:: SUPPLIED ENTRIES ::

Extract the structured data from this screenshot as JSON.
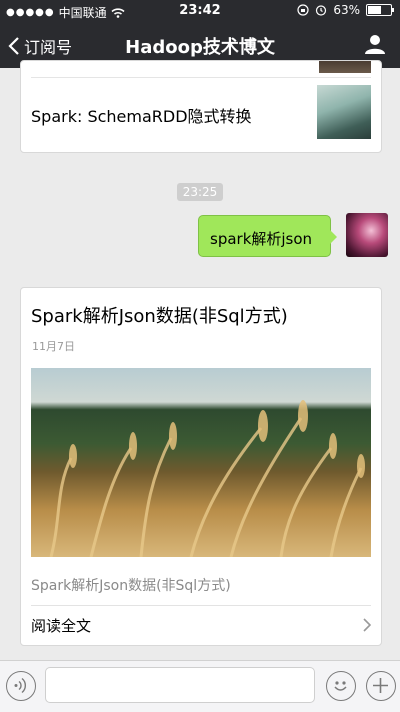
{
  "status": {
    "carrier": "中国联通",
    "time": "23:42",
    "battery": "63%",
    "battery_level": 0.63
  },
  "nav": {
    "back_label": "订阅号",
    "title": "Hadoop技术博文"
  },
  "feed": {
    "prev_article_title": "Spark: SchemaRDD隐式转换",
    "timestamp": "23:25",
    "message_text": "spark解析json",
    "article": {
      "title": "Spark解析Json数据(非Sql方式)",
      "date": "11月7日",
      "summary": "Spark解析Json数据(非Sql方式)",
      "read_more": "阅读全文"
    }
  },
  "icons": {
    "back": "chevron-left-icon",
    "user": "user-icon",
    "voice": "voice-icon",
    "emoji": "emoji-icon",
    "plus": "plus-icon",
    "arrow": "chevron-right-icon"
  },
  "colors": {
    "nav_bg": "#2a2b2f",
    "bubble": "#a0e75a"
  }
}
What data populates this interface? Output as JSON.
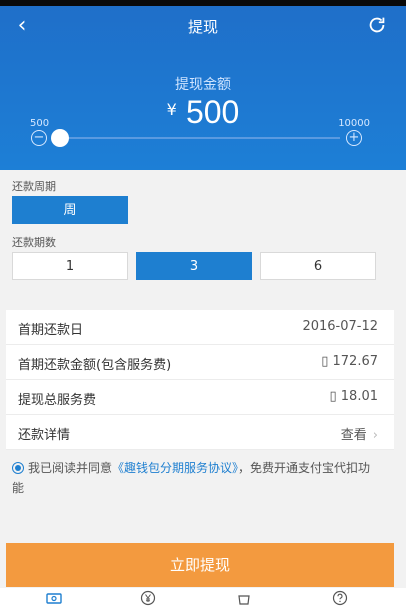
{
  "header": {
    "title": "提现"
  },
  "amount": {
    "title": "提现金额",
    "currency": "¥",
    "value": "500"
  },
  "slider": {
    "min": "500",
    "max": "10000",
    "current_fraction": 0.0
  },
  "repayment": {
    "period_label": "还款周期",
    "period_options": [
      "周"
    ],
    "count_label": "还款期数",
    "count_options": [
      "1",
      "3",
      "6"
    ],
    "count_selected": "3"
  },
  "info": {
    "rows": [
      {
        "label": "首期还款日",
        "value": "2016-07-12"
      },
      {
        "label": "首期还款金额(包含服务费)",
        "value": "▯ 172.67"
      },
      {
        "label": "提现总服务费",
        "value": "▯ 18.01"
      },
      {
        "label": "还款详情",
        "value": "查看"
      }
    ]
  },
  "agreement": {
    "prefix": "我已阅读并同意",
    "link": "《趣钱包分期服务协议》",
    "suffix": "，免费开通支付宝代扣功能"
  },
  "submit_label": "立即提现",
  "tabbar": {
    "icons": [
      "cash-icon",
      "yen-icon",
      "bag-icon",
      "help-icon"
    ]
  },
  "colors": {
    "primary": "#1e7fd0",
    "accent": "#f39a3f"
  }
}
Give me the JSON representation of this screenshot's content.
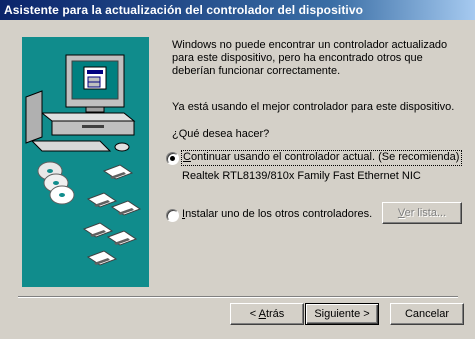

:: WHAT YOU NEED TO DO ::
Write out the whole listing exactly, and drop the pictures.

:: REPLY ::
Extract the structured data from this screenshot as JSON.
{
  "status": {
    "carrier": "中国联通",
    "time": "23:42",
    "battery": "63%",
    "battery_level": 0.63
  },
  "nav": {
    "back_label": "订阅号",
    "title": "Hadoop技术博文"
  },
  "feed": {
    "prev_article_title": "Spark: SchemaRDD隐式转换",
    "timestamp": "23:25",
    "message_text": "spark解析json",
    "article": {
      "title": "Spark解析Json数据(非Sql方式)",
      "date": "11月7日",
      "summary": "Spark解析Json数据(非Sql方式)",
      "read_more": "阅读全文"
    }
  },
  "icons": {
    "back": "chevron-left-icon",
    "user": "user-icon",
    "voice": "voice-icon",
    "emoji": "emoji-icon",
    "plus": "plus-icon",
    "arrow": "chevron-right-icon"
  },
  "colors": {
    "nav_bg": "#2a2b2f",
    "bubble": "#a0e75a"
  }
}
What data populates this interface? Output as JSON.
{
  "header": {
    "title": "提现"
  },
  "amount": {
    "title": "提现金额",
    "currency": "¥",
    "value": "500"
  },
  "slider": {
    "min": "500",
    "max": "10000",
    "current_fraction": 0.0
  },
  "repayment": {
    "period_label": "还款周期",
    "period_options": [
      "周"
    ],
    "count_label": "还款期数",
    "count_options": [
      "1",
      "3",
      "6"
    ],
    "count_selected": "3"
  },
  "info": {
    "rows": [
      {
        "label": "首期还款日",
        "value": "2016-07-12"
      },
      {
        "label": "首期还款金额(包含服务费)",
        "value": "▯ 172.67"
      },
      {
        "label": "提现总服务费",
        "value": "▯ 18.01"
      },
      {
        "label": "还款详情",
        "value": "查看"
      }
    ]
  },
  "agreement": {
    "prefix": "我已阅读并同意",
    "link": "《趣钱包分期服务协议》",
    "suffix": "，免费开通支付宝代扣功能"
  },
  "submit_label": "立即提现",
  "tabbar": {
    "icons": [
      "cash-icon",
      "yen-icon",
      "bag-icon",
      "help-icon"
    ]
  },
  "colors": {
    "primary": "#1e7fd0",
    "accent": "#f39a3f"
  }
}
Give me the JSON representation of this screenshot's content.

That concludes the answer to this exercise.